UK house prices fell last month at their fastest rate for two and a half years as the fallout from Liz Truss’s disastrous mini-budget put buyers off, according to Nationwide which warned inflation and rising interest rates would weigh on the market in the coming months.
The price of an average home dropped 1.4% to £263,788 in November, according to the building society’s house price index, accelerating a slowdown that saw prices fall 0.9% in October. It was the third monthly decline in a row, and the biggest drop since June 2020.
On an annual basis, annual house price growth slowed sharply to 4.4% in November, from 7.2% a month earlier.
Uk house prices – graph
The slowdown in November illustrated the lasting impact of September’s mini-budget, which spooked markets and increased home loan costs. While government borrowing rates have eased since then, average five-year fixed mortgage deals are still hovering at about 5% and the resulting higher costs have continued to weigh on demand.
“While financial market conditions have stabilised, interest rates for new mortgages remain elevated and the market has lost a significant degree of momentum,” Nationwide’s chief economist Robert Gardner said. “Housing affordability for potential buyers and home movers has become much more stretched at a time when household finances are already under pressure from high inflation.”

Records shown ->
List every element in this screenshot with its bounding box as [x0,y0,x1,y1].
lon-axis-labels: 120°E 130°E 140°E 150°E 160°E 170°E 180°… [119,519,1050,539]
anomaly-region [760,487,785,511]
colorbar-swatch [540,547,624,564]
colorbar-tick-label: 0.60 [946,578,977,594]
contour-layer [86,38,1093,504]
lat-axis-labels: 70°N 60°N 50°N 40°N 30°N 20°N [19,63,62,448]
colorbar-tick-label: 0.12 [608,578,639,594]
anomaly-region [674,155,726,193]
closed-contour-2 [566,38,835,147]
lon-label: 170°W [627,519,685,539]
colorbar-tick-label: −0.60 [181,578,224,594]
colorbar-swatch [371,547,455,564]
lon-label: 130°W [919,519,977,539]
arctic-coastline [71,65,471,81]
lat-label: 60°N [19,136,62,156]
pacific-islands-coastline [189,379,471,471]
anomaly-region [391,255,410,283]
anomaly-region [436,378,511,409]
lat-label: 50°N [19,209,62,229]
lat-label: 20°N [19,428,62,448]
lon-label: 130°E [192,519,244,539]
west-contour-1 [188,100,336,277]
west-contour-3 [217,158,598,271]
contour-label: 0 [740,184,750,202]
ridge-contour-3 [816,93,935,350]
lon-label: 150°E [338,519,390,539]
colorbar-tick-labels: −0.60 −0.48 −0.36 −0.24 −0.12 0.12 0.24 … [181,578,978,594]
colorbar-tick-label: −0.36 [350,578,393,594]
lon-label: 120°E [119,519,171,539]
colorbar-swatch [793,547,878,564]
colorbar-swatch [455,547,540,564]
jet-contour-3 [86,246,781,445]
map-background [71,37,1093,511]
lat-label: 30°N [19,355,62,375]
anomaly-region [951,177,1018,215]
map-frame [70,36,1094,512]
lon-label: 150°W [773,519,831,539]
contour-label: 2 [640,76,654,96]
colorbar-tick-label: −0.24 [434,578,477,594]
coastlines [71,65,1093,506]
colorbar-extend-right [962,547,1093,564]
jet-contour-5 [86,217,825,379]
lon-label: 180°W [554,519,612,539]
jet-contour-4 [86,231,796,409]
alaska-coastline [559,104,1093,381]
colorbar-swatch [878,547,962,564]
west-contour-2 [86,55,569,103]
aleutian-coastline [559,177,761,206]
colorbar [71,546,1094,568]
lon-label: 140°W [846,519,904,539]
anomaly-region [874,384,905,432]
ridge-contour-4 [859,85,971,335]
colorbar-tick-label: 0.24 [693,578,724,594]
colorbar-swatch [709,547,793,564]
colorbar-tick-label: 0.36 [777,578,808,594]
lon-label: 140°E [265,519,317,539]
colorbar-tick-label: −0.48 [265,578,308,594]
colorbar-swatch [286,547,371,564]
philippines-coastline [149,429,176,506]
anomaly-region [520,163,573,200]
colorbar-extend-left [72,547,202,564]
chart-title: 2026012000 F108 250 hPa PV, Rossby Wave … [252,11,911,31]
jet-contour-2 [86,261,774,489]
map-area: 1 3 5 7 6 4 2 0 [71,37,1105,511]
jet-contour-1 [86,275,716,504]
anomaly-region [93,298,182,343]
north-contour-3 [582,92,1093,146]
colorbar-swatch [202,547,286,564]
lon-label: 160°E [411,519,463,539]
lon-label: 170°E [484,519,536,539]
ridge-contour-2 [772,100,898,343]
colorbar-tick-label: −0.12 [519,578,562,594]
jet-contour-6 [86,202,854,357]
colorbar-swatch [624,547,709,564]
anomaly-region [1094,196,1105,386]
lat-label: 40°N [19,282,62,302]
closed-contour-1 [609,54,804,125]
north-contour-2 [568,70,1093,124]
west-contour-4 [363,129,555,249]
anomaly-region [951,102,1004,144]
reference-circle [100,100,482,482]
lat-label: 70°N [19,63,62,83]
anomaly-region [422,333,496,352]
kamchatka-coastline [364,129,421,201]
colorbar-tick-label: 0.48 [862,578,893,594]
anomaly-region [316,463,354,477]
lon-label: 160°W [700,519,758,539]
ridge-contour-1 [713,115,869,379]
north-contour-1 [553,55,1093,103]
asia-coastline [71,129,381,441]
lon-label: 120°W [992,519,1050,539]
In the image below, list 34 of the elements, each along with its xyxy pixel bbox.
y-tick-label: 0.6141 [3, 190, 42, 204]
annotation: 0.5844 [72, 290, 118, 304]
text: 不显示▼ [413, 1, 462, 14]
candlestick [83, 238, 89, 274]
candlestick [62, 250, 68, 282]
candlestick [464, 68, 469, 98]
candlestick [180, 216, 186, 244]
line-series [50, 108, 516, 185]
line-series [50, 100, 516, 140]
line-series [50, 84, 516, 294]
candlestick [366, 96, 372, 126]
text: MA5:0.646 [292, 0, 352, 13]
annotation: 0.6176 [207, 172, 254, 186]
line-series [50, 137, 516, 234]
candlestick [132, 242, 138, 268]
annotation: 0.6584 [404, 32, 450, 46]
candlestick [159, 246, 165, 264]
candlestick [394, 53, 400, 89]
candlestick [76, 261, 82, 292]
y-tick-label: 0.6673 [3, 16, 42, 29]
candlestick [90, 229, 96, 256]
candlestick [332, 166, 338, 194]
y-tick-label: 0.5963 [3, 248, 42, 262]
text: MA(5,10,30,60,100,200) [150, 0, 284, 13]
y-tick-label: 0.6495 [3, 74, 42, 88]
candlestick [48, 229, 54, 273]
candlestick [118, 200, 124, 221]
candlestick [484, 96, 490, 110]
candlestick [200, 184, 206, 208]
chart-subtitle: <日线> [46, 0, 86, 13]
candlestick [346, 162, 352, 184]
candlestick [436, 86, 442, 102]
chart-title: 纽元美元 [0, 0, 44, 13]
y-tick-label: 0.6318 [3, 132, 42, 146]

Assigned task ->
Transcribe the part of the UK house prices article from "UK house prices fell" to "since June 2020.". The entries were taken from a separate source.

Solved exercise ->
UK house prices fell last month at their fastest rate for two and a half years as the fallout from Liz Truss’s disastrous mini-budget put buyers off, according to Nationwide which warned inflation and rising interest rates would weigh on the market in the coming months.
The price of an average home dropped 1.4% to £263,788 in November, according to the building society’s house price index, accelerating a slowdown that saw prices fall 0.9% in October. It was the third monthly decline in a row, and the biggest drop since June 2020.